** Problem to work on **
Work out the number of lines containing "screenshot". Give that number alone.

━━ Records supplied

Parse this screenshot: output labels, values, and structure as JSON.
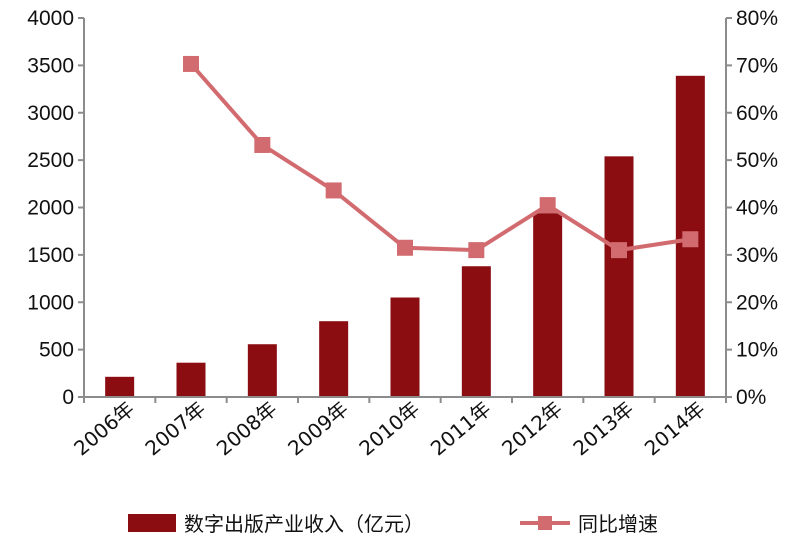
{
  "chart_data": {
    "type": "bar",
    "categories": [
      "2006年",
      "2007年",
      "2008年",
      "2009年",
      "2010年",
      "2011年",
      "2012年",
      "2013年",
      "2014年"
    ],
    "series": [
      {
        "name": "数字出版产业收入（亿元）",
        "type": "bar",
        "axis": "left",
        "values": [
          213,
          362,
          557,
          800,
          1050,
          1380,
          1940,
          2540,
          3390
        ]
      },
      {
        "name": "同比增速",
        "type": "line",
        "axis": "right",
        "values": [
          null,
          70.3,
          53.2,
          43.6,
          31.5,
          31.0,
          40.5,
          31.0,
          33.3
        ]
      }
    ],
    "y_left": {
      "range": [
        0,
        4000
      ],
      "ticks": [
        "0",
        "500",
        "1000",
        "1500",
        "2000",
        "2500",
        "3000",
        "3500",
        "4000"
      ]
    },
    "y_right": {
      "range": [
        0,
        80
      ],
      "ticks": [
        "0%",
        "10%",
        "20%",
        "30%",
        "40%",
        "50%",
        "60%",
        "70%",
        "80%"
      ]
    },
    "legend": {
      "position": "bottom",
      "items": [
        "数字出版产业收入（亿元）",
        "同比增速"
      ]
    },
    "grid": false,
    "colors": {
      "bar": "#8b0d12",
      "line": "#d26b6f",
      "axis": "#8c8c8c"
    }
  }
}
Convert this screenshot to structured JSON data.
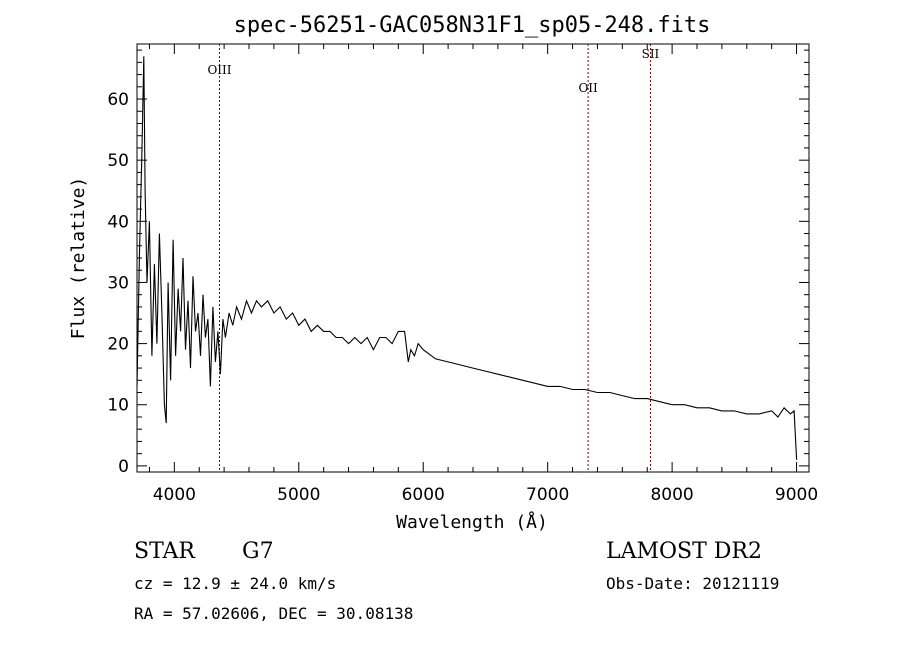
{
  "chart_data": {
    "type": "line",
    "title": "spec-56251-GAC058N31F1_sp05-248.fits",
    "xlabel": "Wavelength (Å)",
    "ylabel": "Flux (relative)",
    "xlim": [
      3700,
      9100
    ],
    "ylim": [
      -1,
      69
    ],
    "xticks": [
      4000,
      5000,
      6000,
      7000,
      8000,
      9000
    ],
    "yticks": [
      0,
      10,
      20,
      30,
      40,
      50,
      60
    ],
    "grid": false,
    "series": [
      {
        "line_color": "#000000",
        "x": [
          3700,
          3720,
          3740,
          3755,
          3765,
          3780,
          3800,
          3820,
          3840,
          3860,
          3880,
          3900,
          3920,
          3935,
          3950,
          3970,
          3990,
          4010,
          4030,
          4050,
          4070,
          4090,
          4110,
          4130,
          4150,
          4170,
          4190,
          4210,
          4230,
          4250,
          4270,
          4290,
          4310,
          4330,
          4350,
          4370,
          4390,
          4410,
          4440,
          4470,
          4500,
          4540,
          4580,
          4620,
          4660,
          4700,
          4750,
          4800,
          4850,
          4900,
          4950,
          5000,
          5050,
          5100,
          5150,
          5200,
          5250,
          5300,
          5350,
          5400,
          5450,
          5500,
          5550,
          5600,
          5650,
          5700,
          5750,
          5800,
          5850,
          5880,
          5900,
          5930,
          5960,
          6000,
          6100,
          6200,
          6300,
          6400,
          6500,
          6600,
          6700,
          6800,
          6900,
          7000,
          7100,
          7200,
          7300,
          7400,
          7500,
          7600,
          7700,
          7800,
          7900,
          8000,
          8100,
          8200,
          8300,
          8400,
          8500,
          8600,
          8700,
          8800,
          8850,
          8900,
          8950,
          8980,
          9000
        ],
        "values": [
          13,
          35,
          52,
          67,
          45,
          30,
          40,
          18,
          33,
          20,
          38,
          25,
          10,
          7,
          30,
          14,
          37,
          18,
          29,
          22,
          34,
          19,
          27,
          16,
          31,
          22,
          25,
          18,
          28,
          21,
          24,
          13,
          26,
          17,
          22,
          15,
          24,
          21,
          25,
          23,
          26,
          24,
          27,
          25,
          27,
          26,
          27,
          25,
          26,
          24,
          25,
          23,
          24,
          22,
          23,
          22,
          22,
          21,
          21,
          20,
          21,
          20,
          21,
          19,
          21,
          21,
          20,
          22,
          22,
          17,
          19,
          18,
          20,
          19,
          17.5,
          17,
          16.5,
          16,
          15.5,
          15,
          14.5,
          14,
          13.5,
          13,
          13,
          12.5,
          12.5,
          12,
          12,
          11.5,
          11,
          11,
          10.5,
          10,
          10,
          9.5,
          9.5,
          9,
          9,
          8.5,
          8.5,
          9,
          8,
          9.5,
          8.5,
          9,
          1
        ]
      }
    ],
    "annotations": [
      {
        "label": "OIII",
        "x": 4363,
        "line_color": "#8b0000"
      },
      {
        "label": "OII",
        "x": 7325,
        "line_color": "#8b0000"
      },
      {
        "label": "SII",
        "x": 7826,
        "line_color": "#8b0000"
      }
    ]
  },
  "info": {
    "class_label": "STAR",
    "subclass_label": "G7",
    "survey": "LAMOST DR2",
    "cz_line": "cz = 12.9 ± 24.0 km/s",
    "obs_date": "Obs-Date: 20121119",
    "radec_line": "RA =  57.02606, DEC =  30.08138"
  }
}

━━━━

** Exercise solution **
2